Transcript entries for document pages:
*** Block opens ***

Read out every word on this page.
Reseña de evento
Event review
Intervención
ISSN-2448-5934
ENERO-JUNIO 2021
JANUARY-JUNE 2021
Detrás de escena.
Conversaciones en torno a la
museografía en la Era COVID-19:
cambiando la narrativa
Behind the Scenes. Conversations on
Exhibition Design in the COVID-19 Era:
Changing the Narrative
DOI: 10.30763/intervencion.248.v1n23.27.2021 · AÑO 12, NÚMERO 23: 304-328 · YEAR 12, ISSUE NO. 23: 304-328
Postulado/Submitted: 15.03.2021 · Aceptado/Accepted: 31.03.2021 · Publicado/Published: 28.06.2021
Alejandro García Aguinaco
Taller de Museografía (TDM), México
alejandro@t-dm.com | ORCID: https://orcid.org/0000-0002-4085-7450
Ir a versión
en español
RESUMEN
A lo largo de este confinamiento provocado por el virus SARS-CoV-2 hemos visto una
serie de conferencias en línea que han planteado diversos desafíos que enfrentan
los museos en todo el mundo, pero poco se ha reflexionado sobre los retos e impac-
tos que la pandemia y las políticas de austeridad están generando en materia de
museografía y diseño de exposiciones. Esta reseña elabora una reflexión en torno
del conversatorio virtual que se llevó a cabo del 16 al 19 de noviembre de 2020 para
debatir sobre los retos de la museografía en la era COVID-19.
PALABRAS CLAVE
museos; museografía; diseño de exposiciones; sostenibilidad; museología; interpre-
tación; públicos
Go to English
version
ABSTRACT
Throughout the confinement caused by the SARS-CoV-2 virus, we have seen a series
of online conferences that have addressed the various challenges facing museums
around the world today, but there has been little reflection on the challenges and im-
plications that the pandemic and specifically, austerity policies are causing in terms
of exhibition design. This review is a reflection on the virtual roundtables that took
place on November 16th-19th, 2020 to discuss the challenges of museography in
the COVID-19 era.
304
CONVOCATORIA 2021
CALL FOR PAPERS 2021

*** Block closes ***

EXERCISE OBJECTIVE -> Exact copies of all the records are to be printed.

OUTPUT OF THE EXERCISE ->
Read out every word on this page.
Reseña de evento
Event review
Intervención
ISSN-2448-5934
ENERO-JUNIO 2021
JANUARY-JUNE 2021
Detrás de escena.
Conversaciones en torno a la
museografía en la Era COVID-19:
cambiando la narrativa
Behind the Scenes. Conversations on
Exhibition Design in the COVID-19 Era:
Changing the Narrative
DOI: 10.30763/intervencion.248.v1n23.27.2021 · AÑO 12, NÚMERO 23: 304-328 · YEAR 12, ISSUE NO. 23: 304-328
Postulado/Submitted: 15.03.2021 · Aceptado/Accepted: 31.03.2021 · Publicado/Published: 28.06.2021
Alejandro García Aguinaco
Taller de Museografía (TDM), México
alejandro@t-dm.com | ORCID: https://orcid.org/0000-0002-4085-7450
Ir a versión
en español
RESUMEN
A lo largo de este confinamiento provocado por el virus SARS-CoV-2 hemos visto una
serie de conferencias en línea que han planteado diversos desafíos que enfrentan
los museos en todo el mundo, pero poco se ha reflexionado sobre los retos e impac-
tos que la pandemia y las políticas de austeridad están generando en materia de
museografía y diseño de exposiciones. Esta reseña elabora una reflexión en torno
del conversatorio virtual que se llevó a cabo del 16 al 19 de noviembre de 2020 para
debatir sobre los retos de la museografía en la era COVID-19.
PALABRAS CLAVE
museos; museografía; diseño de exposiciones; sostenibilidad; museología; interpre-
tación; públicos
Go to English
version
ABSTRACT
Throughout the confinement caused by the SARS-CoV-2 virus, we have seen a series
of online conferences that have addressed the various challenges facing museums
around the world today, but there has been little reflection on the challenges and im-
plications that the pandemic and specifically, austerity policies are causing in terms
of exhibition design. This review is a reflection on the virtual roundtables that took
place on November 16th-19th, 2020 to discuss the challenges of museography in
the COVID-19 era.
304
CONVOCATORIA 2021
CALL FOR PAPERS 2021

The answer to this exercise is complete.